GIVEN INSTRUCTION. Wherever the string "chevron" appears, copy the whole line.

Stored data
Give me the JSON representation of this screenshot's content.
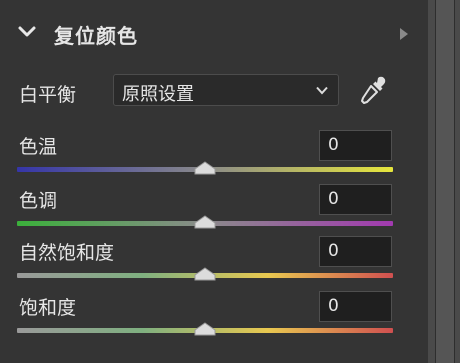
{
  "panel": {
    "title": "复位颜色"
  },
  "white_balance": {
    "label": "白平衡",
    "value": "原照设置"
  },
  "sliders": [
    {
      "label": "色温",
      "value": "0",
      "level": 0.5,
      "gradient": [
        "#3535a8",
        "#8a8a8a",
        "#e6e63c"
      ]
    },
    {
      "label": "色调",
      "value": "0",
      "level": 0.5,
      "gradient": [
        "#3bb03b",
        "#8a8a8a",
        "#a23ab0"
      ]
    },
    {
      "label": "自然饱和度",
      "value": "0",
      "level": 0.5,
      "gradient": [
        "#9a9a9a",
        "#7fb080",
        "#e8c850",
        "#d05050"
      ]
    },
    {
      "label": "饱和度",
      "value": "0",
      "level": 0.5,
      "gradient": [
        "#9a9a9a",
        "#7fb080",
        "#e8c850",
        "#d05050"
      ]
    }
  ],
  "icons": {
    "collapse": "chevron-down-icon",
    "expand": "chevron-right-icon",
    "dropdown": "chevron-down-icon",
    "eyedropper": "eyedropper-icon"
  }
}
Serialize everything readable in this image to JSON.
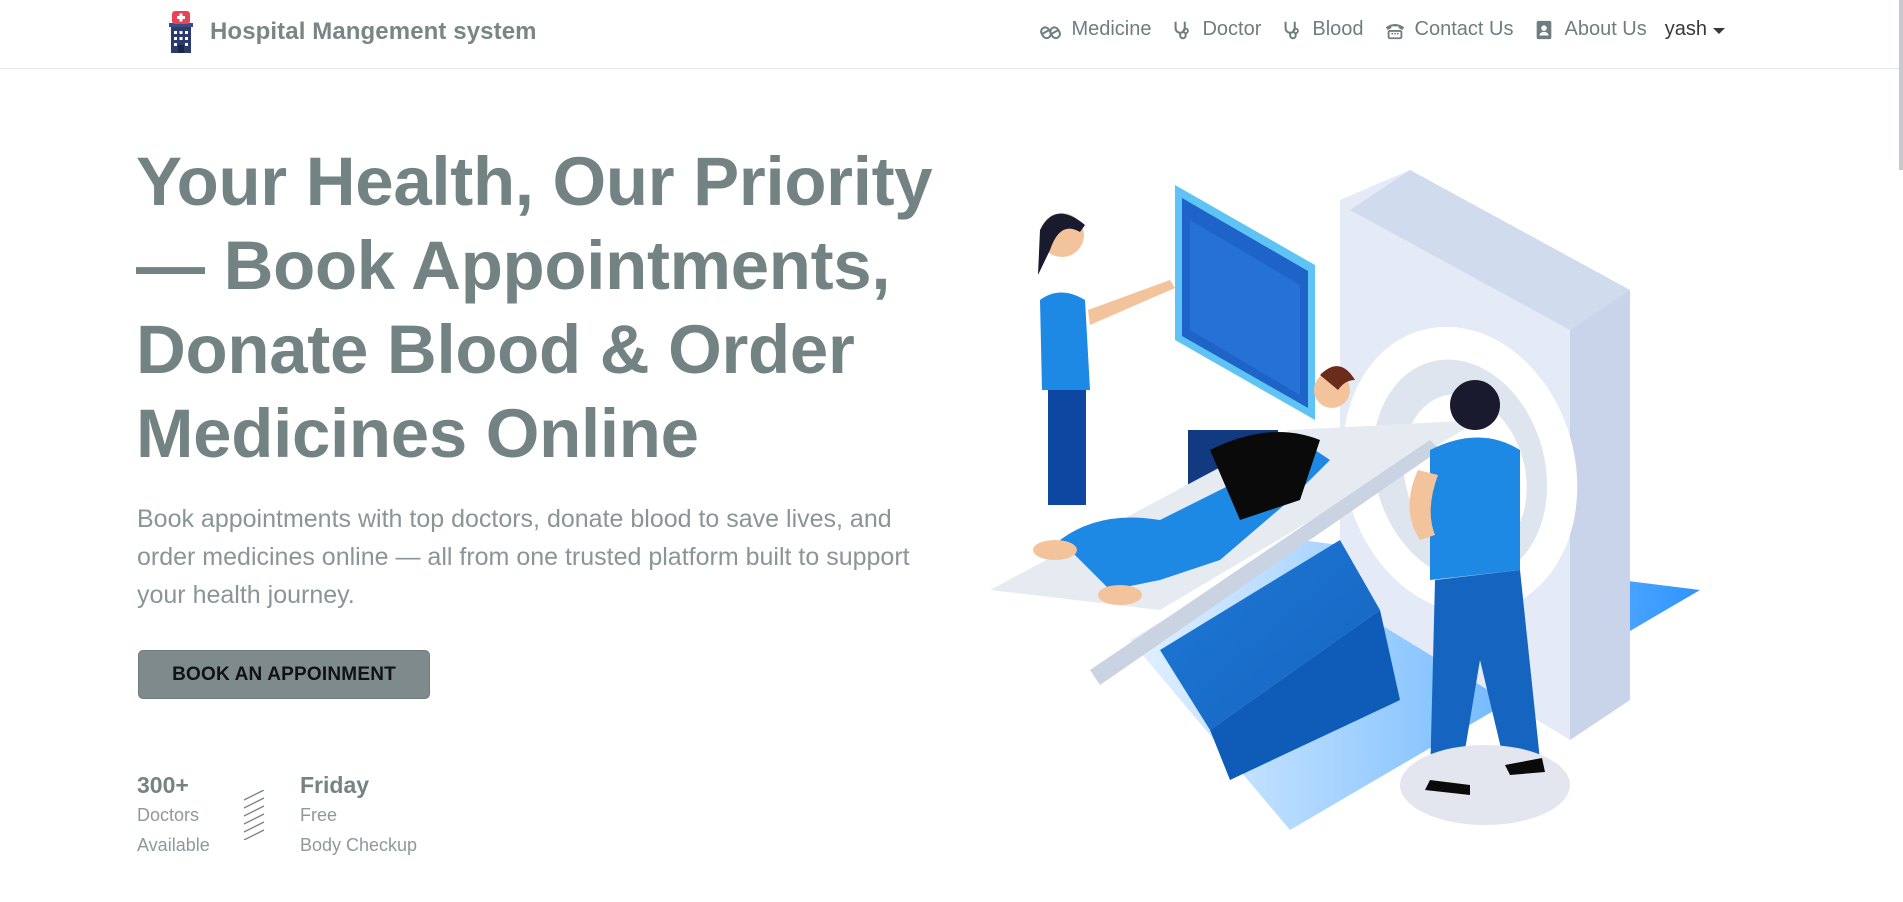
{
  "brand": {
    "name": "Hospital Mangement system"
  },
  "nav": {
    "items": [
      {
        "label": "Medicine",
        "icon": "capsules-icon"
      },
      {
        "label": "Doctor",
        "icon": "stethoscope-icon"
      },
      {
        "label": "Blood",
        "icon": "stethoscope-icon"
      },
      {
        "label": "Contact Us",
        "icon": "phone-icon"
      },
      {
        "label": "About Us",
        "icon": "address-book-icon"
      }
    ],
    "user": "yash"
  },
  "hero": {
    "title": "Your Health, Our Priority — Book Appointments, Donate Blood & Order Medicines Online",
    "subtitle": "Book appointments with top doctors, donate blood to save lives, and order medicines online — all from one trusted platform built to support your health journey.",
    "cta_label": "BOOK AN APPOINMENT"
  },
  "stats": [
    {
      "value": "300+",
      "line1": "Doctors",
      "line2": "Available"
    },
    {
      "value": "Friday",
      "line1": "Free",
      "line2": "Body Checkup"
    }
  ],
  "colors": {
    "accent_blue": "#1e88e5",
    "heading_gray": "#738283",
    "button_bg": "#7e8a8b",
    "logo_red": "#e84357"
  }
}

SOLUTION FOR THIS PROBLEM.
    "collapse": "chevron-down-icon",
    "expand": "chevron-right-icon",
    "dropdown": "chevron-down-icon",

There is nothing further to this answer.